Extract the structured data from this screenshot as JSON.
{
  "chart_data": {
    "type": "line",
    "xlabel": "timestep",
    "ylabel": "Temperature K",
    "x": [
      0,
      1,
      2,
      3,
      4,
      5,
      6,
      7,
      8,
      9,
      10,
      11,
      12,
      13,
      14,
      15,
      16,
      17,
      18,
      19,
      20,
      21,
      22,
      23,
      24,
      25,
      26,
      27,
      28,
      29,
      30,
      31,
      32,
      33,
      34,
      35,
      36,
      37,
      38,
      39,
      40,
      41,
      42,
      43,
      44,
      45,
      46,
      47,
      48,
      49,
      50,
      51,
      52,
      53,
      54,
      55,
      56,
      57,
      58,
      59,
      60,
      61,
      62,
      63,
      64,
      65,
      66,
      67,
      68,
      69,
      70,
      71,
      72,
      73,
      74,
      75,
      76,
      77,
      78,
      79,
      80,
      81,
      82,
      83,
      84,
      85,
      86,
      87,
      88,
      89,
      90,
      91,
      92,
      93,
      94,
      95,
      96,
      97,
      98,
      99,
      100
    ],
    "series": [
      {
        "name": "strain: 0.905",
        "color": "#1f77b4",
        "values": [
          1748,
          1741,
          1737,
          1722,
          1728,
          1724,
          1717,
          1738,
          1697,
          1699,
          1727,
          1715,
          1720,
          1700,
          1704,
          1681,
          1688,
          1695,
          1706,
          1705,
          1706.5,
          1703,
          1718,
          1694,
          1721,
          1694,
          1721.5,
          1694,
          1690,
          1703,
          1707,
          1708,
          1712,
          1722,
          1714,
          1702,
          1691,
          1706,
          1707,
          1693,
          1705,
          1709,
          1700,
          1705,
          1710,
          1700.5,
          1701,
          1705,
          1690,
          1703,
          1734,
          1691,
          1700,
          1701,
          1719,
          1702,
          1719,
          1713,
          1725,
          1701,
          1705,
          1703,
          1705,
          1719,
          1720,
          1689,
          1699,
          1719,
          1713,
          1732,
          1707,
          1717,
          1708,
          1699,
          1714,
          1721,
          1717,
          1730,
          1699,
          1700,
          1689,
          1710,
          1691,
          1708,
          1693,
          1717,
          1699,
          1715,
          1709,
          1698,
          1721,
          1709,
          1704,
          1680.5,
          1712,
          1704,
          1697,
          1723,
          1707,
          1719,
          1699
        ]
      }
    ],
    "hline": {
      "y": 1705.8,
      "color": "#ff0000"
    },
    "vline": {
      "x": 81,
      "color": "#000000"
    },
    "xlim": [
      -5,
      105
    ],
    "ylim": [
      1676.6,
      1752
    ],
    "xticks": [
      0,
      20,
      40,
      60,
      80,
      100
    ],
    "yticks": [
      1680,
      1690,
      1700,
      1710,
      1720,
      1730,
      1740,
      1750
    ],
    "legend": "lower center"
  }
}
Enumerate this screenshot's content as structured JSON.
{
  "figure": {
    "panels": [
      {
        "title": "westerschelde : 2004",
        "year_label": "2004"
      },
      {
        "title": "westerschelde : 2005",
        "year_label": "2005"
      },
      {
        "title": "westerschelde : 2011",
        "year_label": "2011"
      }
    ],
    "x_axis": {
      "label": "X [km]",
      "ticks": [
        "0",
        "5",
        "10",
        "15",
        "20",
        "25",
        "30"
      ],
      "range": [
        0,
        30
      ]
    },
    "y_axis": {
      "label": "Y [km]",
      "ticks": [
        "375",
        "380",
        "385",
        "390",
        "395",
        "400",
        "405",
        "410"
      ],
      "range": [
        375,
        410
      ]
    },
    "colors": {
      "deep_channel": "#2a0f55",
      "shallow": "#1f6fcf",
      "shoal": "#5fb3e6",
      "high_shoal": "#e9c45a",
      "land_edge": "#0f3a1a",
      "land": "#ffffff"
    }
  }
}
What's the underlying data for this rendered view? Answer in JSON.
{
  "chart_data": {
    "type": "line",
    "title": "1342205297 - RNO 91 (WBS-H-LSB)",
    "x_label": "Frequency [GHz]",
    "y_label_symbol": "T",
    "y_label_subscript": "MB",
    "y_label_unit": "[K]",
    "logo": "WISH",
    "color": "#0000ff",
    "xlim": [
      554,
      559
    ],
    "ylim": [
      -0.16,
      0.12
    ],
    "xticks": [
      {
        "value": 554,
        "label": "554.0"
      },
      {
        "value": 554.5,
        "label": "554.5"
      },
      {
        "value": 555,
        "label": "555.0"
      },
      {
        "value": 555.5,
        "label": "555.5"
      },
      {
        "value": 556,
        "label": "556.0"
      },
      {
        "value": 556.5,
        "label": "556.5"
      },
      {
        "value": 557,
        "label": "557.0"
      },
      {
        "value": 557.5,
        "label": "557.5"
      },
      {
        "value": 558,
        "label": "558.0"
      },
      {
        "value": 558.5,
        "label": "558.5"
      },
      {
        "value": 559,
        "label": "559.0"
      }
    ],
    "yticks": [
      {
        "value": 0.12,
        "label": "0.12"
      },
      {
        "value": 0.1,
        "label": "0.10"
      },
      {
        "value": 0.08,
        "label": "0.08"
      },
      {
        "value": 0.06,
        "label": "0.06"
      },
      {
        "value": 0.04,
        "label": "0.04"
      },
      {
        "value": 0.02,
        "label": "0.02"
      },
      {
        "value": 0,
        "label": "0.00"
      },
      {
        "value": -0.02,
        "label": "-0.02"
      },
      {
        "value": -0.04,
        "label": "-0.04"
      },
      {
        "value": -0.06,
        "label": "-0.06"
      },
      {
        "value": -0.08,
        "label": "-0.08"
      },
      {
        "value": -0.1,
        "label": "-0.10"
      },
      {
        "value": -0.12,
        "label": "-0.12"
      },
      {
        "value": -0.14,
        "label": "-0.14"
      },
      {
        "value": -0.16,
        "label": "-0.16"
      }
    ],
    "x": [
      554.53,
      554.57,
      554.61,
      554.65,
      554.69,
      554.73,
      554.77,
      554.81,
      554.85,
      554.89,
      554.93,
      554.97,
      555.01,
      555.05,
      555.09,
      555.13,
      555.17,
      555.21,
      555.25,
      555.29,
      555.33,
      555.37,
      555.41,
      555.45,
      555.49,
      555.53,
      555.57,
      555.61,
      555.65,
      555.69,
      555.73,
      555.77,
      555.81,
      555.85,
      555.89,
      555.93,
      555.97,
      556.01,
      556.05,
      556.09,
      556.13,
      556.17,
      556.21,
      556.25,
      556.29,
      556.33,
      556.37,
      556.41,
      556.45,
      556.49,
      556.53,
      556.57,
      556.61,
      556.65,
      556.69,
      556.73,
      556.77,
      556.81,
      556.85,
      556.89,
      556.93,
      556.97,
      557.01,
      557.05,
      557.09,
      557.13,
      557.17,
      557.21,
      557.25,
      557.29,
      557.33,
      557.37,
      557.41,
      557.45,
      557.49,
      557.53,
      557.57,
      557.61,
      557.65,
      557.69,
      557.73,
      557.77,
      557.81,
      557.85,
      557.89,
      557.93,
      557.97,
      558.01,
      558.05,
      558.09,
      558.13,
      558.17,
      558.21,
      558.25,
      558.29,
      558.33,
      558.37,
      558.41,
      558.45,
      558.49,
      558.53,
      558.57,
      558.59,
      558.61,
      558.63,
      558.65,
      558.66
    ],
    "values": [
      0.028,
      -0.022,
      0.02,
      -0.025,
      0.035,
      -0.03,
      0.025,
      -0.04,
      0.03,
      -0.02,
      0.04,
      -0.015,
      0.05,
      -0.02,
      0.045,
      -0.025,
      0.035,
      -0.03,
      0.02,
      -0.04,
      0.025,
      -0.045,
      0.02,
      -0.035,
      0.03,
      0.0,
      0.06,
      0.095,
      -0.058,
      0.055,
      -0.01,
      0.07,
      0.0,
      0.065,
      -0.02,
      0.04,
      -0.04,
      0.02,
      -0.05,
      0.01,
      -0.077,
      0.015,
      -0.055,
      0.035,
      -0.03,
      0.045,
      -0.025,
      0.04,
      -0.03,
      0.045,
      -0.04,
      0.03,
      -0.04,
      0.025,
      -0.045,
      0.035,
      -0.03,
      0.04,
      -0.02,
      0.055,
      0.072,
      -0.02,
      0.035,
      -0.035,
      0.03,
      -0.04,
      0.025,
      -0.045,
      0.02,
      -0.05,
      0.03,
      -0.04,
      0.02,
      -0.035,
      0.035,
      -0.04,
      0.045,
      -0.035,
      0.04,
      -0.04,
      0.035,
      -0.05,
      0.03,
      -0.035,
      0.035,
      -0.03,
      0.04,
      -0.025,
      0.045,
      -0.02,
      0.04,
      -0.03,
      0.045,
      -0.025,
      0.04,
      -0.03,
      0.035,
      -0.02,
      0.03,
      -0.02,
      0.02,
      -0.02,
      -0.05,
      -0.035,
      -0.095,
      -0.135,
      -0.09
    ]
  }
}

########

● **Exercise objective**
Identify each line in the entries with the word "JSON" and copy it.

● **Exercise solution**
Extract the structured data from this screenshot as JSON.
Enumerate this screenshot's content as structured JSON.
What's the underlying data for this rendered view? Answer in JSON.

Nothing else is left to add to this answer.